Task to complete: Scan the material that follows. Copy every line containing the word "озере".

Records to use:

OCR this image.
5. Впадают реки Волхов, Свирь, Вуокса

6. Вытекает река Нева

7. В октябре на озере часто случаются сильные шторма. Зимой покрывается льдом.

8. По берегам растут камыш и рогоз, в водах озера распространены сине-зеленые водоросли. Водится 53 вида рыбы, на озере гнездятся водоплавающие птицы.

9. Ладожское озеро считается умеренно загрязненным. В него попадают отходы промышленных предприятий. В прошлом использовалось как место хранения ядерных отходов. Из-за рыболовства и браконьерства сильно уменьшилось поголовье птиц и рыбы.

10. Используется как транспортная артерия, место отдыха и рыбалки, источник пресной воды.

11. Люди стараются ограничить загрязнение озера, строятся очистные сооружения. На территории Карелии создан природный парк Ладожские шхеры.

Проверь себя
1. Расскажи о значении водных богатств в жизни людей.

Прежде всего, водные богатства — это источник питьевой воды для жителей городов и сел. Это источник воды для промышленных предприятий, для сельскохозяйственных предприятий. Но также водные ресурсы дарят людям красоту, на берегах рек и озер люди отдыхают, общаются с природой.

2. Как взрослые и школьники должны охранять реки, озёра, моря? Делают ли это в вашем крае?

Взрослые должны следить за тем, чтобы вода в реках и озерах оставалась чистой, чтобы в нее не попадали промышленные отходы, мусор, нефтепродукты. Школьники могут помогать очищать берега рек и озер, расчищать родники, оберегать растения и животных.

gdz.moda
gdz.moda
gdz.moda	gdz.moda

...

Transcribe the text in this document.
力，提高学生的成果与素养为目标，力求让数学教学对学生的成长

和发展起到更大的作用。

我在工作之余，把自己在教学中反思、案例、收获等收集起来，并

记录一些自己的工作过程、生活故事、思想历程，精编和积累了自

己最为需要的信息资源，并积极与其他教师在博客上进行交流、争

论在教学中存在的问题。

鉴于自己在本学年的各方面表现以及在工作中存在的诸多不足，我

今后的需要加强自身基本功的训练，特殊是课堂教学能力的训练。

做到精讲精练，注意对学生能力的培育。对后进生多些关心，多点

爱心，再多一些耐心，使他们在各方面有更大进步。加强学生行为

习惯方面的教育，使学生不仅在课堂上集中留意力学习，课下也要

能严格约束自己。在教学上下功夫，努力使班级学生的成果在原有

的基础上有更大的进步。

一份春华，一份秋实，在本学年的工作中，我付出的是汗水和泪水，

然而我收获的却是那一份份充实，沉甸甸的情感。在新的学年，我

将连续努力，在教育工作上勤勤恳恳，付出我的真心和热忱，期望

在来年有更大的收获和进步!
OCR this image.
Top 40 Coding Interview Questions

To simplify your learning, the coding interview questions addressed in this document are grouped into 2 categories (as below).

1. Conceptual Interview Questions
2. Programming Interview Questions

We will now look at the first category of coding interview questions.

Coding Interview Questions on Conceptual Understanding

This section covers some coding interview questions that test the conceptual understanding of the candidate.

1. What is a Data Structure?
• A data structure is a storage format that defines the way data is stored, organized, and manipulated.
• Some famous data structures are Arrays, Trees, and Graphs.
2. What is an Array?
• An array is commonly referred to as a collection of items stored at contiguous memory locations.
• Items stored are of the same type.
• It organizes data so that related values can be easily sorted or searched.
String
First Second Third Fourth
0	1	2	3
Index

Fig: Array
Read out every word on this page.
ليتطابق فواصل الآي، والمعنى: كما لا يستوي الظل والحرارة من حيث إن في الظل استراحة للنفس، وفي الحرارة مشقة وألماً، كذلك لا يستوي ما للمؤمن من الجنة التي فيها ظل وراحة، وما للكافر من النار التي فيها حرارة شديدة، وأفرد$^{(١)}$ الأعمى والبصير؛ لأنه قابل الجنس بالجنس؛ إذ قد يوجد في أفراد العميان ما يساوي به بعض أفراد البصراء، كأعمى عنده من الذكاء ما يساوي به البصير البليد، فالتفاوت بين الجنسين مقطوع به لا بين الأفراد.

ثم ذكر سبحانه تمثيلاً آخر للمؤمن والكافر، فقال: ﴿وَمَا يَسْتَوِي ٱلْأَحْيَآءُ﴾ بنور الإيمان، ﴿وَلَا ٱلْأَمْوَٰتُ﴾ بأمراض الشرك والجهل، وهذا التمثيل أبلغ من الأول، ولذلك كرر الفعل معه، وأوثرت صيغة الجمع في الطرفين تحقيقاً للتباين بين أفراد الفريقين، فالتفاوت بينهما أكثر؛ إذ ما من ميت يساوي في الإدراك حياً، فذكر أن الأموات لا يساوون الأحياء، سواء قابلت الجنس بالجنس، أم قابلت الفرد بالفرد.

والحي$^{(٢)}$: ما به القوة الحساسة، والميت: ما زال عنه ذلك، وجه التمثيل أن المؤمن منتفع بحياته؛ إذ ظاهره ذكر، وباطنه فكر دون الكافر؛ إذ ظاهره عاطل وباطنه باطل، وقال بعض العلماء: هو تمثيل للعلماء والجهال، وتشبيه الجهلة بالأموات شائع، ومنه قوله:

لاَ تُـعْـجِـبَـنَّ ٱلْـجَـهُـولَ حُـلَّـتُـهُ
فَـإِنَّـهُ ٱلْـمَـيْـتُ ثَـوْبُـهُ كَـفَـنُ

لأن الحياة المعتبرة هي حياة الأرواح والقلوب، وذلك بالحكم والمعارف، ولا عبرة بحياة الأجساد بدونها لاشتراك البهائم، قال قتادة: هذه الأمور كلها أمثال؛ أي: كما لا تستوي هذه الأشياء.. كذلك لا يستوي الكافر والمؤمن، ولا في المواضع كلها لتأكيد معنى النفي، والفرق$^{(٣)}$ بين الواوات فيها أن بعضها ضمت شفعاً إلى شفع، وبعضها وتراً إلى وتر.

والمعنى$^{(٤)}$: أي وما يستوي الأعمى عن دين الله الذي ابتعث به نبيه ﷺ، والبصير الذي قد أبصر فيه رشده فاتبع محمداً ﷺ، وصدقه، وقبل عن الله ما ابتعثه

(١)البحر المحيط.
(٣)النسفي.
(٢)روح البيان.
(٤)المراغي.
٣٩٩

Answer to the problem:
7. В октябре на озере часто случаются сильные шторма. Зимой покрывается льдом.
8. По берегам растут камыш и рогоз, в водах озера распространены сине-зеленые водоросли. Водится 53 вида рыбы, на озере гнездятся водоплавающие птицы.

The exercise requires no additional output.